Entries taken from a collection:
----------
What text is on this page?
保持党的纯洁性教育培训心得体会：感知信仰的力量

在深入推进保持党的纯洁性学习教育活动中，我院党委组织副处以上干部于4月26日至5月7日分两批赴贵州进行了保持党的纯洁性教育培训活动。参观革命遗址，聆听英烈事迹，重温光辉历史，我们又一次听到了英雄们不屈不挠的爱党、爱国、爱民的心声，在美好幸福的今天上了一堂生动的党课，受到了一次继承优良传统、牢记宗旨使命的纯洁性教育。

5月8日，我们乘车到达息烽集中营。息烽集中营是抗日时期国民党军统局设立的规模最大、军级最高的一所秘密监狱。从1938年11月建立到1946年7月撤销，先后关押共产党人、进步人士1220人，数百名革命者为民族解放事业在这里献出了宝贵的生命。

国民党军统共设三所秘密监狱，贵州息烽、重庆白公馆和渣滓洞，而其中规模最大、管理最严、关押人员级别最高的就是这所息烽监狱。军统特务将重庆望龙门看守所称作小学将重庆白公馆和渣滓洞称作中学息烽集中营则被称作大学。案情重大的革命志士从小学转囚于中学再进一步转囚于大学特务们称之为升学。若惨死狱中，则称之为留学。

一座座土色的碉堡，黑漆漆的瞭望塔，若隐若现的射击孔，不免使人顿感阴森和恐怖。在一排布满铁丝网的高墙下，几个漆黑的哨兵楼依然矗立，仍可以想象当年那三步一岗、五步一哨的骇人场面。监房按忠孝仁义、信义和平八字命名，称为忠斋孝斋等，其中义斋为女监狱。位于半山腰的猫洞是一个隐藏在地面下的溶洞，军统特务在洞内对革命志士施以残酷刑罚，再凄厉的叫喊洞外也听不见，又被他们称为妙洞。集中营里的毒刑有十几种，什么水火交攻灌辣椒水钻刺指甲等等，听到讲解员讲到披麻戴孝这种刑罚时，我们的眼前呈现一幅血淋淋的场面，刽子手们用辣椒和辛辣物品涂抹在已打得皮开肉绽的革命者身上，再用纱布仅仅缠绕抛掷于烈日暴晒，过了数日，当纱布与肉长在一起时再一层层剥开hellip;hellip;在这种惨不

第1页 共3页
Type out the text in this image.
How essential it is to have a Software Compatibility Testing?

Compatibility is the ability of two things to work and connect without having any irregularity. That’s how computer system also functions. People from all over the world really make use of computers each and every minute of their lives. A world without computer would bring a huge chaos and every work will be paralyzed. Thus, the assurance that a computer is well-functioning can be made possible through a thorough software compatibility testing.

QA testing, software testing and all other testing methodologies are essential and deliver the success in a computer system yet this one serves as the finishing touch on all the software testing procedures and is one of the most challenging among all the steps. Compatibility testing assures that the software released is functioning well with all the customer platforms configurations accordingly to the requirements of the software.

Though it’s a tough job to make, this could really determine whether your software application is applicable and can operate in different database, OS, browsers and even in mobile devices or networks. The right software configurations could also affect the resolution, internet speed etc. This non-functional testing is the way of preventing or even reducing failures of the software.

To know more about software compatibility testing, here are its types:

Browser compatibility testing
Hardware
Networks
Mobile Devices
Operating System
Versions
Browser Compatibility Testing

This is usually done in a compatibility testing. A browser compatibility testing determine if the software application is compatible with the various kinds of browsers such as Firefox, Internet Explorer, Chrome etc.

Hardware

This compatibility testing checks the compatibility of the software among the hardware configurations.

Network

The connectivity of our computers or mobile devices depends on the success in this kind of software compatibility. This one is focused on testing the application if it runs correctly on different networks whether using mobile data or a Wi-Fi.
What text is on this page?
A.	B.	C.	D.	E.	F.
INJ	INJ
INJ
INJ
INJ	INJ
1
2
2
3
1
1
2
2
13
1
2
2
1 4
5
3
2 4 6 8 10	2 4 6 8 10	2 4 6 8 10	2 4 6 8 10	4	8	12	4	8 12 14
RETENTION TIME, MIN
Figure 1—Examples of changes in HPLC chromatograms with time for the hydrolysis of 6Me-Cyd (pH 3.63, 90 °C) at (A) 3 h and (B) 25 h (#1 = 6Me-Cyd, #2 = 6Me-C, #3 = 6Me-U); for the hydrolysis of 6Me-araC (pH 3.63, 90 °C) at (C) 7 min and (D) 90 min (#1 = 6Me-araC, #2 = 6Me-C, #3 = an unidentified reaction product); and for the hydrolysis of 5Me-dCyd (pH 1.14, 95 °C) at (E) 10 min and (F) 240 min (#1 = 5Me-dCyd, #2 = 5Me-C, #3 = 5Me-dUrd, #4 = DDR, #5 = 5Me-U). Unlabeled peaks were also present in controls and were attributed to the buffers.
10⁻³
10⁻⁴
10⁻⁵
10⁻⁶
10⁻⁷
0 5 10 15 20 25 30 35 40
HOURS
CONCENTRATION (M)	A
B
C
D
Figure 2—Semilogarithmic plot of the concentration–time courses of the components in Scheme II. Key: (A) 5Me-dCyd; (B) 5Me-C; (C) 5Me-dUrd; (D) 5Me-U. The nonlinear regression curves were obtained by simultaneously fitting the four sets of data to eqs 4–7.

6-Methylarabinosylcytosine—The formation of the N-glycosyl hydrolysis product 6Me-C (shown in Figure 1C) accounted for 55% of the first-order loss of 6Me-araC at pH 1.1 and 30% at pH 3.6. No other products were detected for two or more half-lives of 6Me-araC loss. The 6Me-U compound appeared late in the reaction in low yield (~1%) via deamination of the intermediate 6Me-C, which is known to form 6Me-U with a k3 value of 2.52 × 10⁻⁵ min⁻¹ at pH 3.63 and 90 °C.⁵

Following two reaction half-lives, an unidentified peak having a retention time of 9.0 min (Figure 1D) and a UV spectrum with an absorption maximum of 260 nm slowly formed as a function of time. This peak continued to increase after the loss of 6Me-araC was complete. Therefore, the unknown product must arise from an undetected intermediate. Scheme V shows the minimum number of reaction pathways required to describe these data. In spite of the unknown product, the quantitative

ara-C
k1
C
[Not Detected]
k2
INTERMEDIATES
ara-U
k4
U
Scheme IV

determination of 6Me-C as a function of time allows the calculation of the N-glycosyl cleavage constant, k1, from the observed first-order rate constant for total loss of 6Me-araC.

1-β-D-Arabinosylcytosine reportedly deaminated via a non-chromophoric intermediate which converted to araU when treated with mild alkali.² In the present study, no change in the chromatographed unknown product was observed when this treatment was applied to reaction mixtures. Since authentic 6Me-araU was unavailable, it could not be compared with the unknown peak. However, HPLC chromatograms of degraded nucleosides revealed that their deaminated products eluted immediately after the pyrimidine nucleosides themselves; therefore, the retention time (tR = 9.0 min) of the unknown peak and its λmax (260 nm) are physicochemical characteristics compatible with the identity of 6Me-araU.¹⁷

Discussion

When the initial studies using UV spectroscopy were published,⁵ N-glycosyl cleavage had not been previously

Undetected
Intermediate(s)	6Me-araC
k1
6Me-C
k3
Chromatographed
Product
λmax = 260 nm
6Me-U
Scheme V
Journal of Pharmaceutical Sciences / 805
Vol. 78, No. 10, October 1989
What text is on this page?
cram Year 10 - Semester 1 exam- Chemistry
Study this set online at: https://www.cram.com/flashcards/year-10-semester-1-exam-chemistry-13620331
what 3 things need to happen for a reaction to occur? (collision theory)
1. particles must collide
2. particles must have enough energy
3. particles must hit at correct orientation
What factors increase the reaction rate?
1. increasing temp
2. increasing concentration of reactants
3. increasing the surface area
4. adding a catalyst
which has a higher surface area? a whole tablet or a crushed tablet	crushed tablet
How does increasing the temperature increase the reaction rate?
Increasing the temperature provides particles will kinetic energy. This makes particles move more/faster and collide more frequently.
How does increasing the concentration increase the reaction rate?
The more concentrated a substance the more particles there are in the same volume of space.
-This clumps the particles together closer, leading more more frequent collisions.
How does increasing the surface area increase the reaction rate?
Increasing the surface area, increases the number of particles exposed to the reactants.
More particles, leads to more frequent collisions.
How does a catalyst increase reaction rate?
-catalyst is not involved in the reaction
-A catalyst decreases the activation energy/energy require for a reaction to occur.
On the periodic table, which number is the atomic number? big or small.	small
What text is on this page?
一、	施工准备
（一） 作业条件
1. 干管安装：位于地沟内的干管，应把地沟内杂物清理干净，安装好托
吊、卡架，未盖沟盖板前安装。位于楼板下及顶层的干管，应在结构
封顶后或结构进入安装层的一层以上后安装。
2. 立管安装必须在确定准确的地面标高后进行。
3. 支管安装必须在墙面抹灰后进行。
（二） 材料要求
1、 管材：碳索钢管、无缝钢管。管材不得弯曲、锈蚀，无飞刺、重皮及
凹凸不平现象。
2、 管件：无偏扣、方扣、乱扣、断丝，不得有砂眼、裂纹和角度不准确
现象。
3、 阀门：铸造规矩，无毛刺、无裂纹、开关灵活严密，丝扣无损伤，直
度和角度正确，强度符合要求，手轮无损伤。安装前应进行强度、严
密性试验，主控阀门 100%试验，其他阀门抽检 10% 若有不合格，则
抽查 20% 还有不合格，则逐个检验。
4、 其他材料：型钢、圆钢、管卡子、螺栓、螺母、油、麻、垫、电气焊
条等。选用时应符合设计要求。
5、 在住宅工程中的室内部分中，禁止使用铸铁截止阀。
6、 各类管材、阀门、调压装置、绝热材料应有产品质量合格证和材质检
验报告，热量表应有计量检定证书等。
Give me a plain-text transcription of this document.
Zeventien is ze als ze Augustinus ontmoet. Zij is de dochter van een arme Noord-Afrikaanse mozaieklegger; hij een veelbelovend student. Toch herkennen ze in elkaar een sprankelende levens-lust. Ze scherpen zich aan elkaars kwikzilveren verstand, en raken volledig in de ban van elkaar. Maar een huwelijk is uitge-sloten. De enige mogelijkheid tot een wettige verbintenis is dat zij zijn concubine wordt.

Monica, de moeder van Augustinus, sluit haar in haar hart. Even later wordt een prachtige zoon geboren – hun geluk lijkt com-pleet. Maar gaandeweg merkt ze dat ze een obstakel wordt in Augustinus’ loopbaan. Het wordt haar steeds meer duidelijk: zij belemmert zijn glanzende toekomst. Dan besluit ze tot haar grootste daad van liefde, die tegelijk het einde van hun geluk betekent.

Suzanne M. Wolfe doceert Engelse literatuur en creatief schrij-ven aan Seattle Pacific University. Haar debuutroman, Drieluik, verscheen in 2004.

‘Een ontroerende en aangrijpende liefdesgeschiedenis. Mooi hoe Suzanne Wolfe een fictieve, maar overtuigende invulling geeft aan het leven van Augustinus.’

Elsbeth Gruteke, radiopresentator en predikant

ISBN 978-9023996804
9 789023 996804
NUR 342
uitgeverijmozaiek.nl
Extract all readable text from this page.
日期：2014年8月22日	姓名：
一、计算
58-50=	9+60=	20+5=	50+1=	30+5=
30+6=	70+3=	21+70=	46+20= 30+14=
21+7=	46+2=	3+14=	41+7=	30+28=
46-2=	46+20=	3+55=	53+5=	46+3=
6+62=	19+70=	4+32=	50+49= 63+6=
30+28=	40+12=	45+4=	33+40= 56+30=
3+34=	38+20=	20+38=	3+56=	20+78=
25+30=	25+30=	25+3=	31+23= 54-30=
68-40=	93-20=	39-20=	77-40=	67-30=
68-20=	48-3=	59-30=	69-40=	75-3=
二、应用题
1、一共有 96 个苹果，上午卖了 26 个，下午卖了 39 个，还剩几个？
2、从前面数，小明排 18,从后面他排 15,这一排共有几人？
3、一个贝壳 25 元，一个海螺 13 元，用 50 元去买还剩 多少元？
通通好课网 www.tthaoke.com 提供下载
----------
What to produce: Copy each line of the preceding data that contains the string "area".

Task answer:
3. increasing the surface area
which has a higher surface area? a whole tablet or a crushed tablet	crushed tablet
How does increasing the surface area increase the reaction rate?
Increasing the surface area, increases the number of particles exposed to the reactants.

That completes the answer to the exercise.